Lines containing the string "heading" are to be counted; report the total by itself.

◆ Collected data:
++++

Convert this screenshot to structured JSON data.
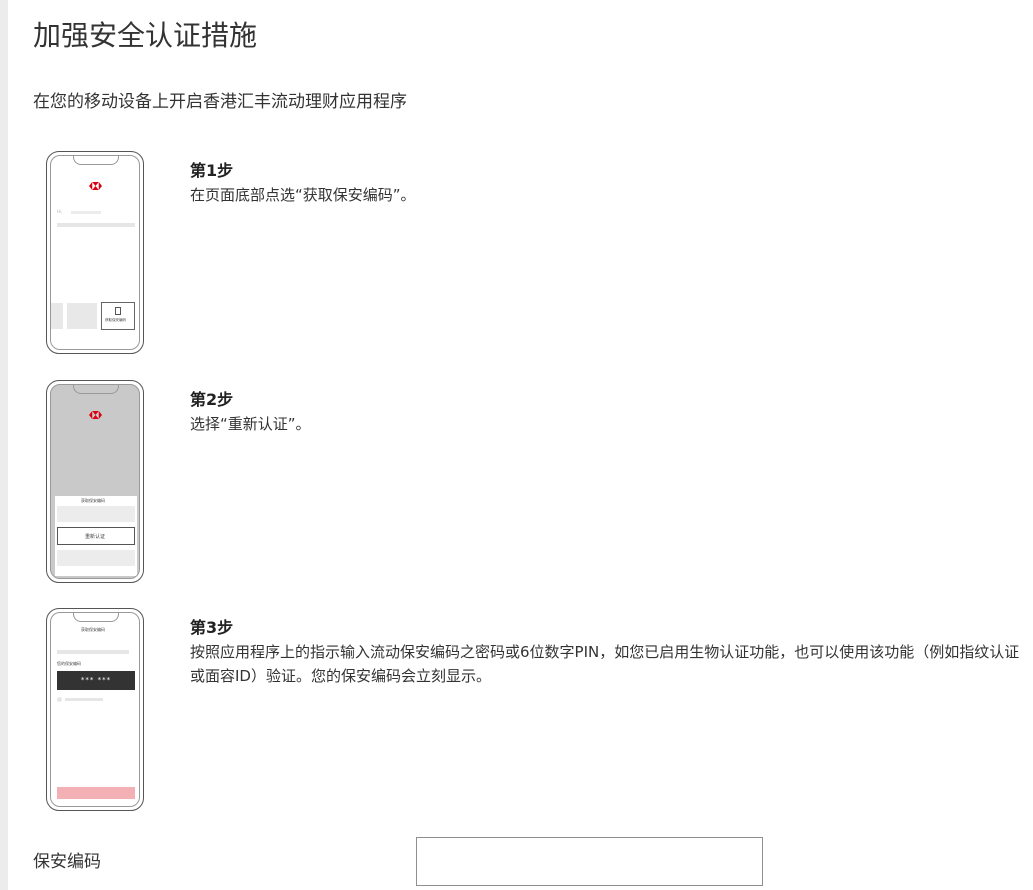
{
  "header": {
    "title": "加强安全认证措施",
    "subtitle": "在您的移动设备上开启香港汇丰流动理财应用程序"
  },
  "steps": [
    {
      "heading": "第1步",
      "description": "在页面底部点选“获取保安编码”。",
      "phone": {
        "get_code_label": "获取保安编码",
        "field_hint": "Hi,"
      }
    },
    {
      "heading": "第2步",
      "description": "选择“重新认证”。",
      "phone": {
        "sheet_title": "获取保安编码",
        "reauth_label": "重新认证"
      }
    },
    {
      "heading": "第3步",
      "description": "按照应用程序上的指示输入流动保安编码之密码或6位数字PIN，如您已启用生物认证功能，也可以使用该功能（例如指纹认证或面容ID）验证。您的保安编码会立刻显示。",
      "phone": {
        "screen_title": "获取保安编码",
        "code_label": "您的保安编码",
        "code_masked": "*** ***"
      }
    }
  ],
  "form": {
    "security_code_label": "保安编码",
    "security_code_value": ""
  },
  "colors": {
    "brand_red": "#db0011",
    "accent_pink": "#f4b1b5",
    "dark_box": "#333333"
  }
}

++++

◆ Solution to the problem: 3